Exercise instructions:
Return every line of the records below verbatim, with no pictures in the copy.

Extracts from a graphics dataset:
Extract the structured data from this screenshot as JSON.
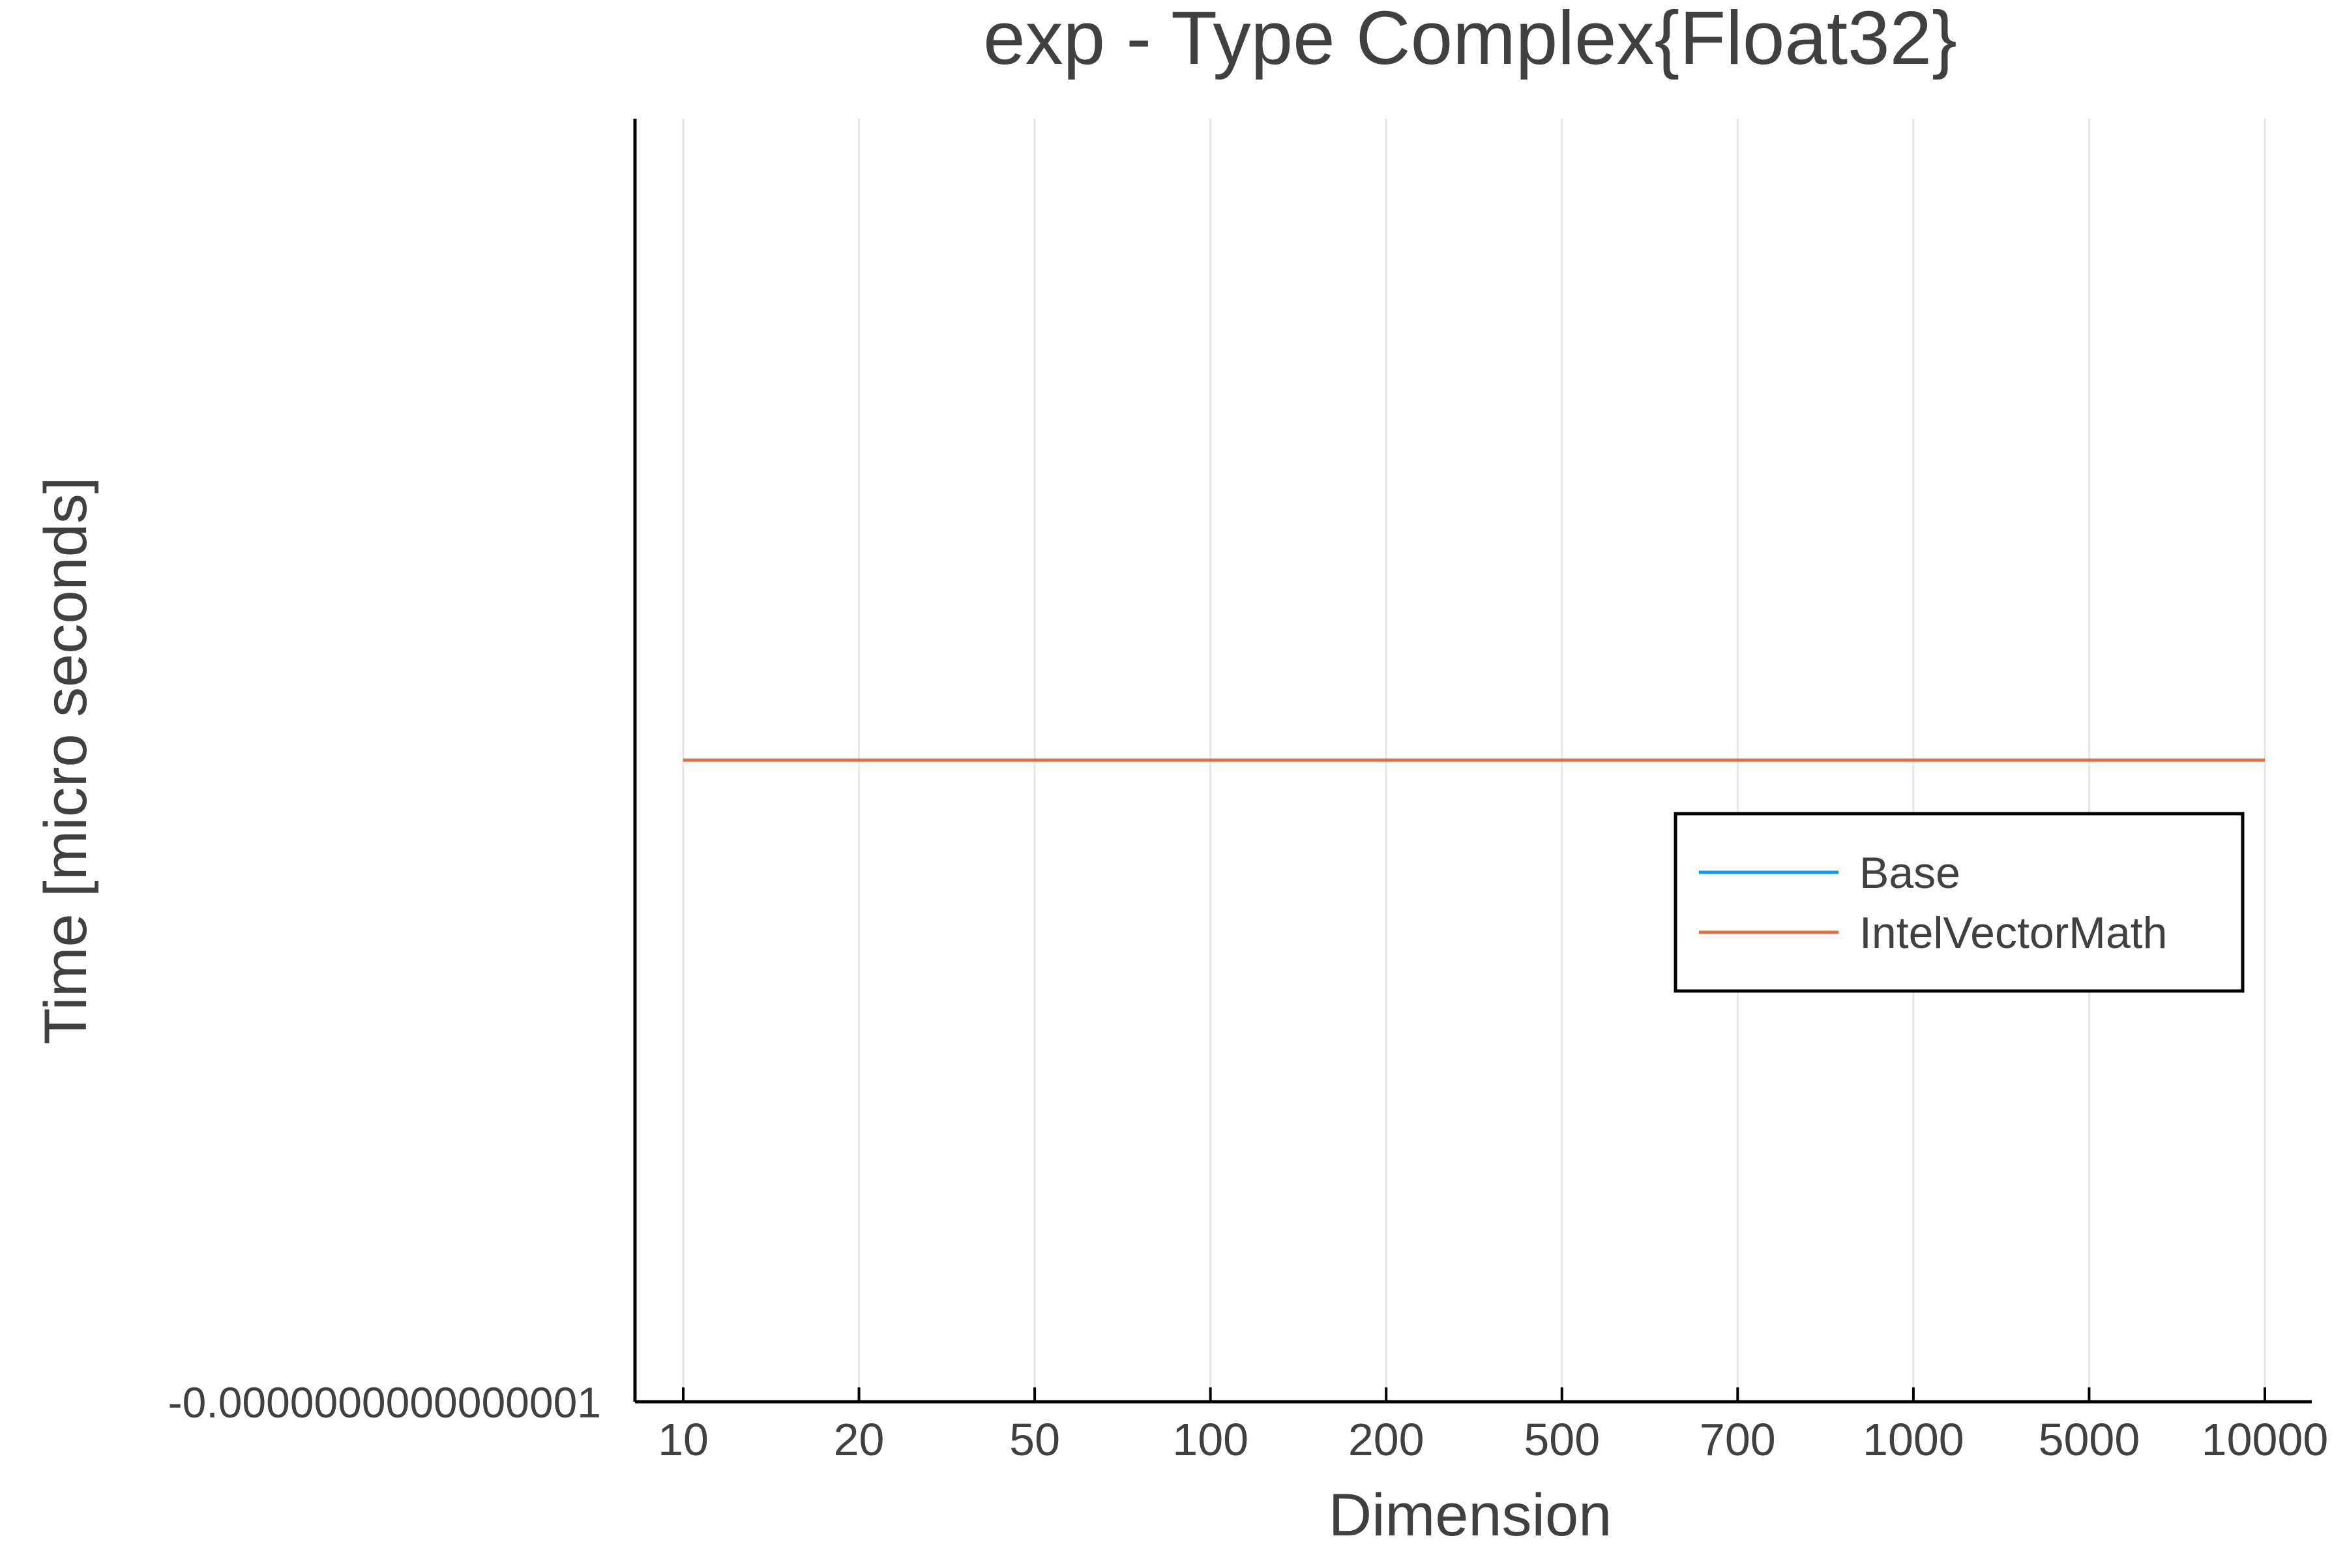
{
  "chart_data": {
    "type": "line",
    "title": "exp - Type Complex{Float32}",
    "xlabel": "Dimension",
    "ylabel": "Time [micro seconds]",
    "categories": [
      "10",
      "20",
      "50",
      "100",
      "200",
      "500",
      "700",
      "1000",
      "5000",
      "10000"
    ],
    "x_scale": "categorical",
    "y_tick_labels": [
      "-0.0000000000000001"
    ],
    "grid": "vertical",
    "legend_position": "right",
    "series": [
      {
        "name": "Base",
        "color": "#009af9",
        "values": [
          0,
          0,
          0,
          0,
          0,
          0,
          0,
          0,
          0,
          0
        ]
      },
      {
        "name": "IntelVectorMath",
        "color": "#e26f46",
        "values": [
          0,
          0,
          0,
          0,
          0,
          0,
          0,
          0,
          0,
          0
        ]
      }
    ]
  }
}
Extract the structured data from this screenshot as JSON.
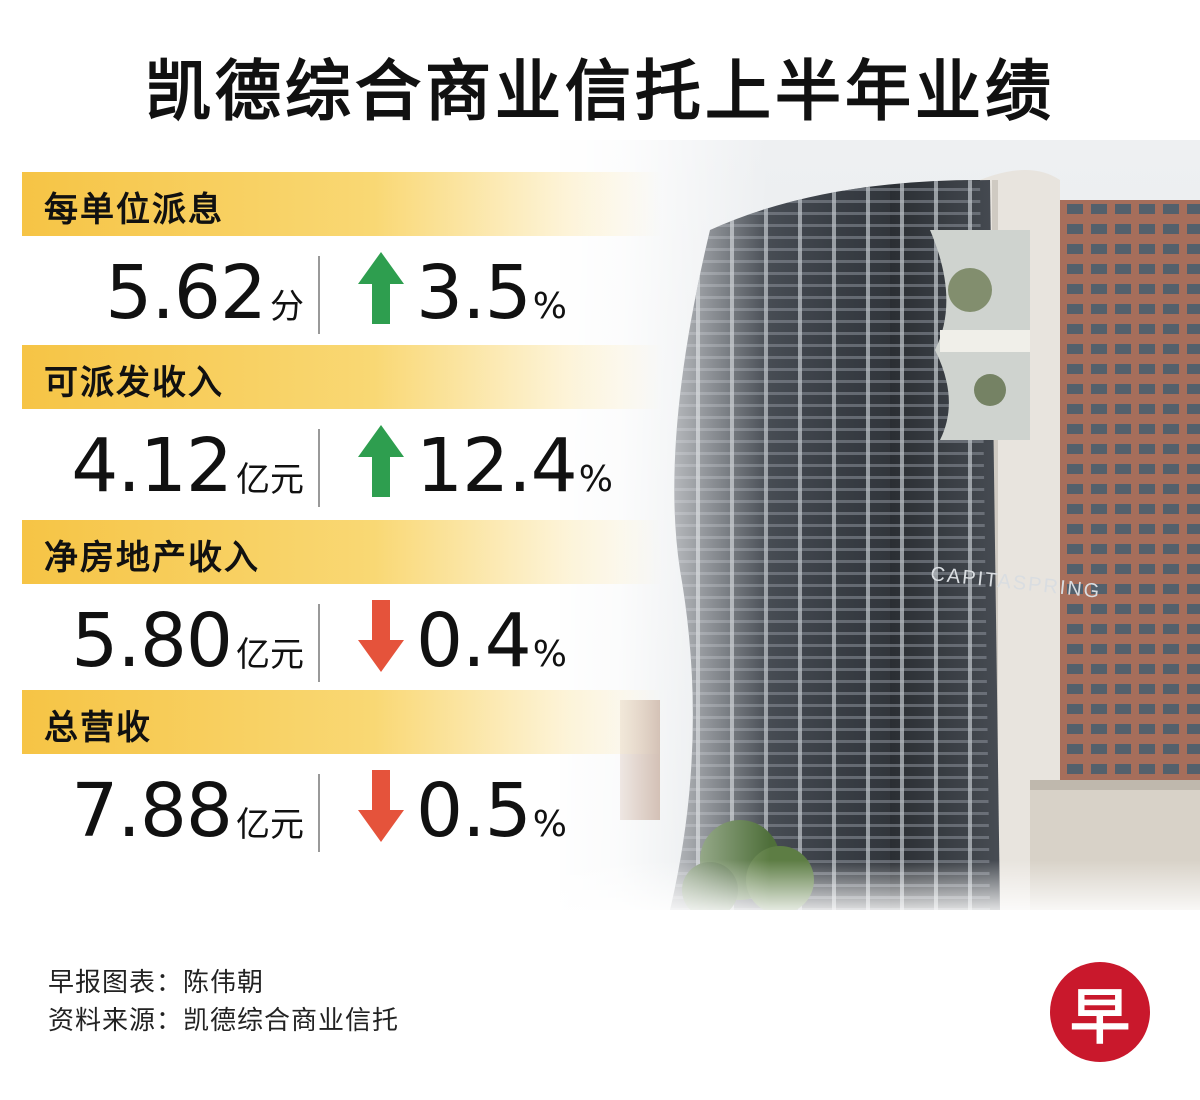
{
  "title": "凯德综合商业信托上半年业绩",
  "colors": {
    "band": "#f6c445",
    "up": "#2e9e4f",
    "down": "#e5533b",
    "logo": "#c9182c"
  },
  "metrics": [
    {
      "label": "每单位派息",
      "value": "5.62",
      "unit": "分",
      "direction": "up",
      "change": "3.5",
      "change_unit": "%"
    },
    {
      "label": "可派发收入",
      "value": "4.12",
      "unit": "亿元",
      "direction": "up",
      "change": "12.4",
      "change_unit": "%"
    },
    {
      "label": "净房地产收入",
      "value": "5.80",
      "unit": "亿元",
      "direction": "down",
      "change": "0.4",
      "change_unit": "%"
    },
    {
      "label": "总营收",
      "value": "7.88",
      "unit": "亿元",
      "direction": "down",
      "change": "0.5",
      "change_unit": "%"
    }
  ],
  "photo": {
    "building_sign": "CAPITASPRING"
  },
  "footer": {
    "credit": "早报图表：陈伟朝",
    "source": "资料来源：凯德综合商业信托"
  },
  "logo": {
    "text": "早"
  }
}
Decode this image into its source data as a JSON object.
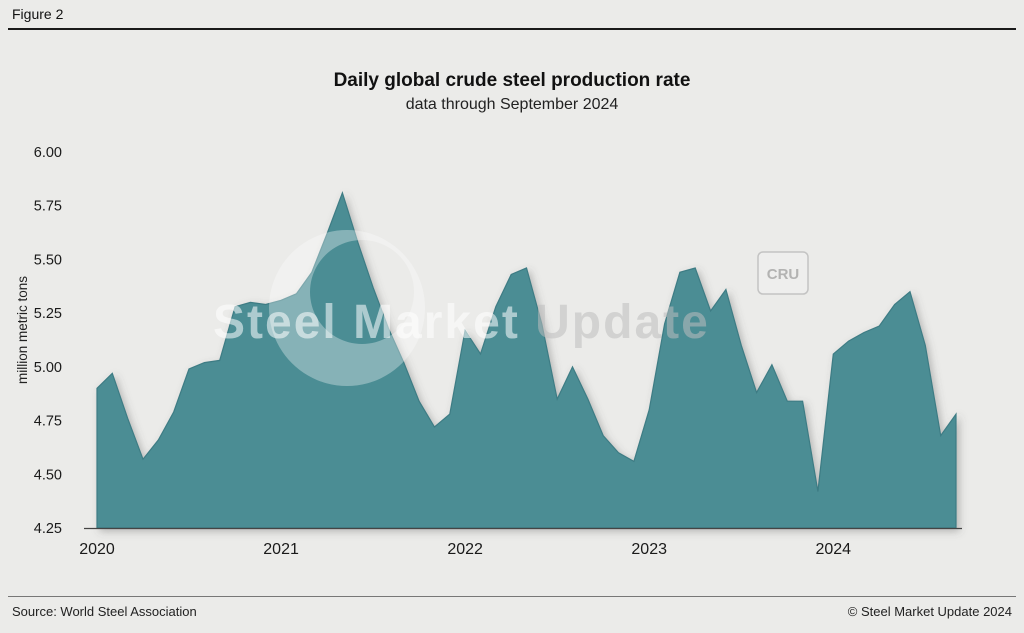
{
  "figure_label": "Figure 2",
  "footer": {
    "source": "Source: World Steel Association",
    "copyright": "© Steel Market Update 2024"
  },
  "watermark": {
    "text_primary": "Steel Market",
    "text_secondary": " Update",
    "badge": "CRU"
  },
  "colors": {
    "background": "#ebebe9",
    "area_fill": "#4b8d94",
    "area_edge": "#3e7c84",
    "axis_line": "#444444",
    "tick_text": "#1a1a1a",
    "watermark_white": "rgba(255,255,255,0.55)",
    "watermark_gray": "rgba(190,190,190,0.55)"
  },
  "chart_data": {
    "type": "area",
    "title": "Daily global crude steel production rate",
    "subtitle": "data through September 2024",
    "xlabel": "",
    "ylabel": "million metric tons",
    "ylim": [
      4.25,
      6.0
    ],
    "yticks": [
      6.0,
      5.75,
      5.5,
      5.25,
      5.0,
      4.75,
      4.5,
      4.25
    ],
    "xticks": [
      "2020",
      "2021",
      "2022",
      "2023",
      "2024"
    ],
    "xtick_month_indices": [
      0,
      12,
      24,
      36,
      48
    ],
    "grid": false,
    "legend": false,
    "series_name": "Daily global crude steel production rate (million metric tons)",
    "months": [
      "2020-01",
      "2020-02",
      "2020-03",
      "2020-04",
      "2020-05",
      "2020-06",
      "2020-07",
      "2020-08",
      "2020-09",
      "2020-10",
      "2020-11",
      "2020-12",
      "2021-01",
      "2021-02",
      "2021-03",
      "2021-04",
      "2021-05",
      "2021-06",
      "2021-07",
      "2021-08",
      "2021-09",
      "2021-10",
      "2021-11",
      "2021-12",
      "2022-01",
      "2022-02",
      "2022-03",
      "2022-04",
      "2022-05",
      "2022-06",
      "2022-07",
      "2022-08",
      "2022-09",
      "2022-10",
      "2022-11",
      "2022-12",
      "2023-01",
      "2023-02",
      "2023-03",
      "2023-04",
      "2023-05",
      "2023-06",
      "2023-07",
      "2023-08",
      "2023-09",
      "2023-10",
      "2023-11",
      "2023-12",
      "2024-01",
      "2024-02",
      "2024-03",
      "2024-04",
      "2024-05",
      "2024-06",
      "2024-07",
      "2024-08",
      "2024-09"
    ],
    "values": [
      4.9,
      4.97,
      4.76,
      4.57,
      4.66,
      4.79,
      4.99,
      5.02,
      5.03,
      5.28,
      5.3,
      5.29,
      5.31,
      5.34,
      5.44,
      5.62,
      5.81,
      5.58,
      5.37,
      5.18,
      5.02,
      4.84,
      4.72,
      4.78,
      5.17,
      5.06,
      5.28,
      5.43,
      5.46,
      5.2,
      4.85,
      5.0,
      4.85,
      4.68,
      4.6,
      4.56,
      4.8,
      5.2,
      5.44,
      5.46,
      5.26,
      5.36,
      5.1,
      4.88,
      5.01,
      4.84,
      4.84,
      4.42,
      5.06,
      5.12,
      5.16,
      5.19,
      5.29,
      5.35,
      5.1,
      4.68,
      4.78
    ]
  }
}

Answer to the task:
Extract the structured data from this screenshot as JSON.
{
  "chart_data": {
    "type": "line",
    "title": "exp - Type Complex{Float32}",
    "xlabel": "Dimension",
    "ylabel": "Time [micro seconds]",
    "categories": [
      "10",
      "20",
      "50",
      "100",
      "200",
      "500",
      "700",
      "1000",
      "5000",
      "10000"
    ],
    "x_scale": "categorical",
    "y_tick_labels": [
      "-0.0000000000000001"
    ],
    "grid": "vertical",
    "legend_position": "right",
    "series": [
      {
        "name": "Base",
        "color": "#009af9",
        "values": [
          0,
          0,
          0,
          0,
          0,
          0,
          0,
          0,
          0,
          0
        ]
      },
      {
        "name": "IntelVectorMath",
        "color": "#e26f46",
        "values": [
          0,
          0,
          0,
          0,
          0,
          0,
          0,
          0,
          0,
          0
        ]
      }
    ]
  }
}
Extract the structured data from this screenshot as JSON.
{
  "title": "凯德综合商业信托上半年业绩",
  "colors": {
    "band": "#f6c445",
    "up": "#2e9e4f",
    "down": "#e5533b",
    "logo": "#c9182c"
  },
  "metrics": [
    {
      "label": "每单位派息",
      "value": "5.62",
      "unit": "分",
      "direction": "up",
      "change": "3.5",
      "change_unit": "%"
    },
    {
      "label": "可派发收入",
      "value": "4.12",
      "unit": "亿元",
      "direction": "up",
      "change": "12.4",
      "change_unit": "%"
    },
    {
      "label": "净房地产收入",
      "value": "5.80",
      "unit": "亿元",
      "direction": "down",
      "change": "0.4",
      "change_unit": "%"
    },
    {
      "label": "总营收",
      "value": "7.88",
      "unit": "亿元",
      "direction": "down",
      "change": "0.5",
      "change_unit": "%"
    }
  ],
  "photo": {
    "building_sign": "CAPITASPRING"
  },
  "footer": {
    "credit": "早报图表：陈伟朝",
    "source": "资料来源：凯德综合商业信托"
  },
  "logo": {
    "text": "早"
  }
}
Decode this image into its source data as a JSON object.
{
  "figure_label": "Figure 2",
  "footer": {
    "source": "Source: World Steel Association",
    "copyright": "© Steel Market Update 2024"
  },
  "watermark": {
    "text_primary": "Steel Market",
    "text_secondary": " Update",
    "badge": "CRU"
  },
  "colors": {
    "background": "#ebebe9",
    "area_fill": "#4b8d94",
    "area_edge": "#3e7c84",
    "axis_line": "#444444",
    "tick_text": "#1a1a1a",
    "watermark_white": "rgba(255,255,255,0.55)",
    "watermark_gray": "rgba(190,190,190,0.55)"
  },
  "chart_data": {
    "type": "area",
    "title": "Daily global crude steel production rate",
    "subtitle": "data through September 2024",
    "xlabel": "",
    "ylabel": "million metric tons",
    "ylim": [
      4.25,
      6.0
    ],
    "yticks": [
      6.0,
      5.75,
      5.5,
      5.25,
      5.0,
      4.75,
      4.5,
      4.25
    ],
    "xticks": [
      "2020",
      "2021",
      "2022",
      "2023",
      "2024"
    ],
    "xtick_month_indices": [
      0,
      12,
      24,
      36,
      48
    ],
    "grid": false,
    "legend": false,
    "series_name": "Daily global crude steel production rate (million metric tons)",
    "months": [
      "2020-01",
      "2020-02",
      "2020-03",
      "2020-04",
      "2020-05",
      "2020-06",
      "2020-07",
      "2020-08",
      "2020-09",
      "2020-10",
      "2020-11",
      "2020-12",
      "2021-01",
      "2021-02",
      "2021-03",
      "2021-04",
      "2021-05",
      "2021-06",
      "2021-07",
      "2021-08",
      "2021-09",
      "2021-10",
      "2021-11",
      "2021-12",
      "2022-01",
      "2022-02",
      "2022-03",
      "2022-04",
      "2022-05",
      "2022-06",
      "2022-07",
      "2022-08",
      "2022-09",
      "2022-10",
      "2022-11",
      "2022-12",
      "2023-01",
      "2023-02",
      "2023-03",
      "2023-04",
      "2023-05",
      "2023-06",
      "2023-07",
      "2023-08",
      "2023-09",
      "2023-10",
      "2023-11",
      "2023-12",
      "2024-01",
      "2024-02",
      "2024-03",
      "2024-04",
      "2024-05",
      "2024-06",
      "2024-07",
      "2024-08",
      "2024-09"
    ],
    "values": [
      4.9,
      4.97,
      4.76,
      4.57,
      4.66,
      4.79,
      4.99,
      5.02,
      5.03,
      5.28,
      5.3,
      5.29,
      5.31,
      5.34,
      5.44,
      5.62,
      5.81,
      5.58,
      5.37,
      5.18,
      5.02,
      4.84,
      4.72,
      4.78,
      5.17,
      5.06,
      5.28,
      5.43,
      5.46,
      5.2,
      4.85,
      5.0,
      4.85,
      4.68,
      4.6,
      4.56,
      4.8,
      5.2,
      5.44,
      5.46,
      5.26,
      5.36,
      5.1,
      4.88,
      5.01,
      4.84,
      4.84,
      4.42,
      5.06,
      5.12,
      5.16,
      5.19,
      5.29,
      5.35,
      5.1,
      4.68,
      4.78
    ]
  }
}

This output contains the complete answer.